──────── Extracted information ────────

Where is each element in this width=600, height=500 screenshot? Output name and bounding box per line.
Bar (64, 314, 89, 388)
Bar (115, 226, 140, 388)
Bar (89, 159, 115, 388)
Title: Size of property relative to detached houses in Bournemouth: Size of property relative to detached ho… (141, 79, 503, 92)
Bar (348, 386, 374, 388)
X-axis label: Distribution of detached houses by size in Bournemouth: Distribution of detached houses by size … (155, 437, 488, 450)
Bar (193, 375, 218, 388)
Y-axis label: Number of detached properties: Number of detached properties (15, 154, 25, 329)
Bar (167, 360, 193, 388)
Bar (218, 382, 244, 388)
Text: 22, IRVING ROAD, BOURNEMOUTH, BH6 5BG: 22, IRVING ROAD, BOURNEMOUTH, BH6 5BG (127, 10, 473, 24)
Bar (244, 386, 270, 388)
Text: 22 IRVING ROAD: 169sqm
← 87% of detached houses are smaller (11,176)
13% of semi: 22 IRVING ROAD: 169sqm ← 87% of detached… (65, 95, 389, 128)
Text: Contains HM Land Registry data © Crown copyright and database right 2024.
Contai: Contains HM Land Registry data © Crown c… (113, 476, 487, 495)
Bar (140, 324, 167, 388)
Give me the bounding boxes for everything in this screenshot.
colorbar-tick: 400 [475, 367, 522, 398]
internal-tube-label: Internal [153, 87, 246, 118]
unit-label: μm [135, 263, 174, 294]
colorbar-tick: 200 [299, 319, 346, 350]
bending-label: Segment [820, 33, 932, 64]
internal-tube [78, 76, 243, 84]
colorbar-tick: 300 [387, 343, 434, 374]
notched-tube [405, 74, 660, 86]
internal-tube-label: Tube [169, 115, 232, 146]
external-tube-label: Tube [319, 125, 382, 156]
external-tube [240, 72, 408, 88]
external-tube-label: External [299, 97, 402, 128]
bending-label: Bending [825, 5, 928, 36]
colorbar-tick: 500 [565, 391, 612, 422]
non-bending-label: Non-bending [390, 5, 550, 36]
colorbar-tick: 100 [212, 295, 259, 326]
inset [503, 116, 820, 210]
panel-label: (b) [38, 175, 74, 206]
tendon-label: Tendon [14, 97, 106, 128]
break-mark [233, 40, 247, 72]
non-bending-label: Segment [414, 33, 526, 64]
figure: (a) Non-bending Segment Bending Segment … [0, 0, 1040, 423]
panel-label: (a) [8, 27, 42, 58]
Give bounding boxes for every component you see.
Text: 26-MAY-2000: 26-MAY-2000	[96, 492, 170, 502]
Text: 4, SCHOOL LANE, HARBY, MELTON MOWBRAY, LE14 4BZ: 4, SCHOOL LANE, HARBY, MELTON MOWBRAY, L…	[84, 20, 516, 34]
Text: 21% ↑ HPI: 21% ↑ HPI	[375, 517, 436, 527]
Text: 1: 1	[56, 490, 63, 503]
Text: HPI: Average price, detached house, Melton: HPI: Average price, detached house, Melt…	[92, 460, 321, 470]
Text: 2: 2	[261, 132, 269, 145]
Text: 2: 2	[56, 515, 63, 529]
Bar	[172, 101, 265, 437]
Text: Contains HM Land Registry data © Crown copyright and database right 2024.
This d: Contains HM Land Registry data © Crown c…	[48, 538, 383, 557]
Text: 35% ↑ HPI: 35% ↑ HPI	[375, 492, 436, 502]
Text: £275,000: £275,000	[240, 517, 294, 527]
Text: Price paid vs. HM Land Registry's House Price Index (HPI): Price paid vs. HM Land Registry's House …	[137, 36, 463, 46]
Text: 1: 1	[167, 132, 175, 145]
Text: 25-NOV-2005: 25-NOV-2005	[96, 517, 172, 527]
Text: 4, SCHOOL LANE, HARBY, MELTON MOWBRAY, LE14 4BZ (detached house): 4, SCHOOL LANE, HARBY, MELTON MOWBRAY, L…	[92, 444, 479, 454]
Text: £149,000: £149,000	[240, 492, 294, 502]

────────

_Task to complete_
Reproduce every line of the records above verbatim, keeping each character, coordinate, and line break unchanged.

_Output below_
Where is each element in this width=600, height=500 screenshot? Output name and bounding box per line.
Bar (64, 314, 89, 388)
Bar (115, 226, 140, 388)
Bar (89, 159, 115, 388)
Title: Size of property relative to detached houses in Bournemouth: Size of property relative to detached ho… (141, 79, 503, 92)
Bar (348, 386, 374, 388)
X-axis label: Distribution of detached houses by size in Bournemouth: Distribution of detached houses by size … (155, 437, 488, 450)
Bar (193, 375, 218, 388)
Y-axis label: Number of detached properties: Number of detached properties (15, 154, 25, 329)
Bar (167, 360, 193, 388)
Bar (218, 382, 244, 388)
Text: 22, IRVING ROAD, BOURNEMOUTH, BH6 5BG: 22, IRVING ROAD, BOURNEMOUTH, BH6 5BG (127, 10, 473, 24)
Bar (244, 386, 270, 388)
Text: 22 IRVING ROAD: 169sqm
← 87% of detached houses are smaller (11,176)
13% of semi: 22 IRVING ROAD: 169sqm ← 87% of detached… (65, 95, 389, 128)
Text: Contains HM Land Registry data © Crown copyright and database right 2024.
Contai: Contains HM Land Registry data © Crown c… (113, 476, 487, 495)
Bar (140, 324, 167, 388)
Give me the bounding boxes for everything in this screenshot.
colorbar-tick: 400 [475, 367, 522, 398]
internal-tube-label: Internal [153, 87, 246, 118]
unit-label: μm [135, 263, 174, 294]
colorbar-tick: 200 [299, 319, 346, 350]
bending-label: Segment [820, 33, 932, 64]
internal-tube [78, 76, 243, 84]
colorbar-tick: 300 [387, 343, 434, 374]
notched-tube [405, 74, 660, 86]
internal-tube-label: Tube [169, 115, 232, 146]
external-tube-label: Tube [319, 125, 382, 156]
external-tube [240, 72, 408, 88]
external-tube-label: External [299, 97, 402, 128]
bending-label: Bending [825, 5, 928, 36]
colorbar-tick: 500 [565, 391, 612, 422]
non-bending-label: Non-bending [390, 5, 550, 36]
colorbar-tick: 100 [212, 295, 259, 326]
inset [503, 116, 820, 210]
panel-label: (b) [38, 175, 74, 206]
tendon-label: Tendon [14, 97, 106, 128]
break-mark [233, 40, 247, 72]
non-bending-label: Segment [414, 33, 526, 64]
figure: (a) Non-bending Segment Bending Segment … [0, 0, 1040, 423]
panel-label: (a) [8, 27, 42, 58]
Give bounding boxes for every component you see.
Text: 26-MAY-2000: 26-MAY-2000	[96, 492, 170, 502]
Text: 4, SCHOOL LANE, HARBY, MELTON MOWBRAY, LE14 4BZ: 4, SCHOOL LANE, HARBY, MELTON MOWBRAY, L…	[84, 20, 516, 34]
Text: 21% ↑ HPI: 21% ↑ HPI	[375, 517, 436, 527]
Text: 1: 1	[56, 490, 63, 503]
Text: HPI: Average price, detached house, Melton: HPI: Average price, detached house, Melt…	[92, 460, 321, 470]
Text: 2: 2	[261, 132, 269, 145]
Text: 2: 2	[56, 515, 63, 529]
Bar	[172, 101, 265, 437]
Text: Contains HM Land Registry data © Crown copyright and database right 2024.
This d: Contains HM Land Registry data © Crown c…	[48, 538, 383, 557]
Text: 35% ↑ HPI: 35% ↑ HPI	[375, 492, 436, 502]
Text: £275,000: £275,000	[240, 517, 294, 527]
Text: Price paid vs. HM Land Registry's House Price Index (HPI): Price paid vs. HM Land Registry's House …	[137, 36, 463, 46]
Text: 1: 1	[167, 132, 175, 145]
Text: 25-NOV-2005: 25-NOV-2005	[96, 517, 172, 527]
Text: 4, SCHOOL LANE, HARBY, MELTON MOWBRAY, LE14 4BZ (detached house): 4, SCHOOL LANE, HARBY, MELTON MOWBRAY, L…	[92, 444, 479, 454]
Text: £149,000: £149,000	[240, 492, 294, 502]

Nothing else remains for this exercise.